§ **Exercise details**:
Nothing but the line with "Read out every word on this page." and the lines after it, through the end of the records below, is to be repeated, exactly as it is.

Stored data
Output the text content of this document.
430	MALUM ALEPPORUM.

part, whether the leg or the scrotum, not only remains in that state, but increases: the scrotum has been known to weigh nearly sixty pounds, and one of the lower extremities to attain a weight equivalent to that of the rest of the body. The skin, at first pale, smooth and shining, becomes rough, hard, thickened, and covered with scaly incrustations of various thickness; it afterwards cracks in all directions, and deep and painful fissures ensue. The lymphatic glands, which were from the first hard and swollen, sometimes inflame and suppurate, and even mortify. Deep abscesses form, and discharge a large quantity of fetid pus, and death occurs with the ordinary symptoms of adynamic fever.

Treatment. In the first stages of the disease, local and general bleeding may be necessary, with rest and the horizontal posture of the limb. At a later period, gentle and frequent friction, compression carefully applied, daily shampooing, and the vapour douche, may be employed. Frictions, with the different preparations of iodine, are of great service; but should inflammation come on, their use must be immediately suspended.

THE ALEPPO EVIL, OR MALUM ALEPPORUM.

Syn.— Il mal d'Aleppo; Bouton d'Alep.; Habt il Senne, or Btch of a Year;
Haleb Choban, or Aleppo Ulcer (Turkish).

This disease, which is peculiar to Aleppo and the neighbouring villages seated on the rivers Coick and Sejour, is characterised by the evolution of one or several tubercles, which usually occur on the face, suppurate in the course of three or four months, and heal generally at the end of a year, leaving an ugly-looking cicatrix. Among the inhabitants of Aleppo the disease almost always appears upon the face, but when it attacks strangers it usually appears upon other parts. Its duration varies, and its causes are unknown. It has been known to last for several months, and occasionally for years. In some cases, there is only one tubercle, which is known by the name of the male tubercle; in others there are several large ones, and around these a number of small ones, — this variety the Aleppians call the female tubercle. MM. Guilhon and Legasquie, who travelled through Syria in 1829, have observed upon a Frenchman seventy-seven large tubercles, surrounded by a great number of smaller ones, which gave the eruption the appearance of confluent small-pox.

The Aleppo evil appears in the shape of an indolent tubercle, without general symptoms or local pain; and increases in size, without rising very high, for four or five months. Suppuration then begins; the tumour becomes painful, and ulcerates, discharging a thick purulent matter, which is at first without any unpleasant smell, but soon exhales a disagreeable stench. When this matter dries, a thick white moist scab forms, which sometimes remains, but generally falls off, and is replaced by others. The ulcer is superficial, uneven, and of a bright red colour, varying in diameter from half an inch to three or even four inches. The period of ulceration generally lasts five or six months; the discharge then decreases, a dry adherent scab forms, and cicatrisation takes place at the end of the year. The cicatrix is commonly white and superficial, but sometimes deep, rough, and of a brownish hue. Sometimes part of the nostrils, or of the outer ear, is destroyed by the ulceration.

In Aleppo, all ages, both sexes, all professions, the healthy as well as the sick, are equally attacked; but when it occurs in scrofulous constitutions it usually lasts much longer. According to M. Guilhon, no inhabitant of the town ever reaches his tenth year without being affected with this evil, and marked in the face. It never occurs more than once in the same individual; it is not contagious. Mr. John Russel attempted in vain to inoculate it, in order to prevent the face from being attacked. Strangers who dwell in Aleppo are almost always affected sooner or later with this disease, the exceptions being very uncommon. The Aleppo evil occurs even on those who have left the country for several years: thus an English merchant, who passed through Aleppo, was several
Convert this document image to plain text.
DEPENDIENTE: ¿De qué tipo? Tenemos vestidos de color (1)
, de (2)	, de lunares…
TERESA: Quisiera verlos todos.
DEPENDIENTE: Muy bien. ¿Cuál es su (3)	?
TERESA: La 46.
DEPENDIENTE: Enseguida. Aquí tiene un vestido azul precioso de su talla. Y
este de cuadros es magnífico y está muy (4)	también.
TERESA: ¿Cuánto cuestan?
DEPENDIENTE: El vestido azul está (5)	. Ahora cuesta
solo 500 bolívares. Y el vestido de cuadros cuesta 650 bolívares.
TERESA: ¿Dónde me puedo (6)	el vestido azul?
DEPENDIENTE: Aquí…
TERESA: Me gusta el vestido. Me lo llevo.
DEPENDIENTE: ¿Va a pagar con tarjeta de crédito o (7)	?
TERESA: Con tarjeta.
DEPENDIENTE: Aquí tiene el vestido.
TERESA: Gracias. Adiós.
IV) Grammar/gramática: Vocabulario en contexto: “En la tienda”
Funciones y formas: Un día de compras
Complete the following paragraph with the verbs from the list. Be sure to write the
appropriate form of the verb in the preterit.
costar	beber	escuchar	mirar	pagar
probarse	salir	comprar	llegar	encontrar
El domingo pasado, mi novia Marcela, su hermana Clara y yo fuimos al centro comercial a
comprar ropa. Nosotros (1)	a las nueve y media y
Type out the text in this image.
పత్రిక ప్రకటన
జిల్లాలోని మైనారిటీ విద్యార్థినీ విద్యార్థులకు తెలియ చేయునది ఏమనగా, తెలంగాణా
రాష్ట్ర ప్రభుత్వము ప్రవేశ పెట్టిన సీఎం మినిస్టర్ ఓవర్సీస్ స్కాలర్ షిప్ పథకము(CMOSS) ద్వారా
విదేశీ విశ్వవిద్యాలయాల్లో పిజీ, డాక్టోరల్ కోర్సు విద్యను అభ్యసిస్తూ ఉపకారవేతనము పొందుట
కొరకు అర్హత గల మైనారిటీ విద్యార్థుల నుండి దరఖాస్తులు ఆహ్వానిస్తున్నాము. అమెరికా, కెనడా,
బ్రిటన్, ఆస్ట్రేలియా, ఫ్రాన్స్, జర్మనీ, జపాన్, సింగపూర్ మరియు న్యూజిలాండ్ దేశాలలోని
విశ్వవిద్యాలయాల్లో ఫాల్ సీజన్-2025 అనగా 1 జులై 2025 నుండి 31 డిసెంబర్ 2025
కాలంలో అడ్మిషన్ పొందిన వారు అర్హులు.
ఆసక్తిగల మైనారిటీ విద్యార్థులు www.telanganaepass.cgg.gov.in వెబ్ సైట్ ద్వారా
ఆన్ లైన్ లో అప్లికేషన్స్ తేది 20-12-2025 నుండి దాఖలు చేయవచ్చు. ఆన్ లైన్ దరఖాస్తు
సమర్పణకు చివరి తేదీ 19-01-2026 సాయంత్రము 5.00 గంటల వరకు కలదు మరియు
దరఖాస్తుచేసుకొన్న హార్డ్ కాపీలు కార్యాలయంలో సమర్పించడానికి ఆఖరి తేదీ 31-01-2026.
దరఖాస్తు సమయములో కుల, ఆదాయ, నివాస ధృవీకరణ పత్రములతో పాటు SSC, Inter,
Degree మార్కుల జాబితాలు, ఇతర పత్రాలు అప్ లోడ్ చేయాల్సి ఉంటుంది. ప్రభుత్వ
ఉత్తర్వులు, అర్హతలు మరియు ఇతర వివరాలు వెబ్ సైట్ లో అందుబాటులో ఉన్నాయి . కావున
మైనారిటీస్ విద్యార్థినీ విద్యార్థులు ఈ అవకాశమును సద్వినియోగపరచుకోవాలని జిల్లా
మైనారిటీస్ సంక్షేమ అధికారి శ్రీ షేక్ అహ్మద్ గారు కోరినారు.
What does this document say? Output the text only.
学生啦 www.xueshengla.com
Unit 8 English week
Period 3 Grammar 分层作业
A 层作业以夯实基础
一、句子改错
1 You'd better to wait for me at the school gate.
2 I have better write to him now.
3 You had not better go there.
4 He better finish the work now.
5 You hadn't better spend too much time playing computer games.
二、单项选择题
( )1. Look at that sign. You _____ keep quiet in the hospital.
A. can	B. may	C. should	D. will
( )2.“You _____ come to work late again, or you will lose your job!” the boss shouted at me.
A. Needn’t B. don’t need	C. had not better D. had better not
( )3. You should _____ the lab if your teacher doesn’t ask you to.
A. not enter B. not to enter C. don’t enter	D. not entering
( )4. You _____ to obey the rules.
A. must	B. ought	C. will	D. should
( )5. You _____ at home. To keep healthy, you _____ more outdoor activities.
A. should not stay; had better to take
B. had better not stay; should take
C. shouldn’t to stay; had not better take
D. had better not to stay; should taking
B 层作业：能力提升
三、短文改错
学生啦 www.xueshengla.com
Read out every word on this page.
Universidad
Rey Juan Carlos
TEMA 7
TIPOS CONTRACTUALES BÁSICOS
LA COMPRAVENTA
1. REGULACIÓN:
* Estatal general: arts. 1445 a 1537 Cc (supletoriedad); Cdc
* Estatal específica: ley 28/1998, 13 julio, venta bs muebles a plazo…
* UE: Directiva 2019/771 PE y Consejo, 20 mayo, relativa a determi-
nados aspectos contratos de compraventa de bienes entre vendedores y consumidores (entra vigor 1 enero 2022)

§ **Problem solution**:
Read out every word on this page.
Universidad
Rey Juan Carlos
TEMA 7
TIPOS CONTRACTUALES BÁSICOS
LA COMPRAVENTA
1. REGULACIÓN:
* Estatal general: arts. 1445 a 1537 Cc (supletoriedad); Cdc
* Estatal específica: ley 28/1998, 13 julio, venta bs muebles a plazo…
* UE: Directiva 2019/771 PE y Consejo, 20 mayo, relativa a determi-
nados aspectos contratos de compraventa de bienes entre vendedores y consumidores (entra vigor 1 enero 2022)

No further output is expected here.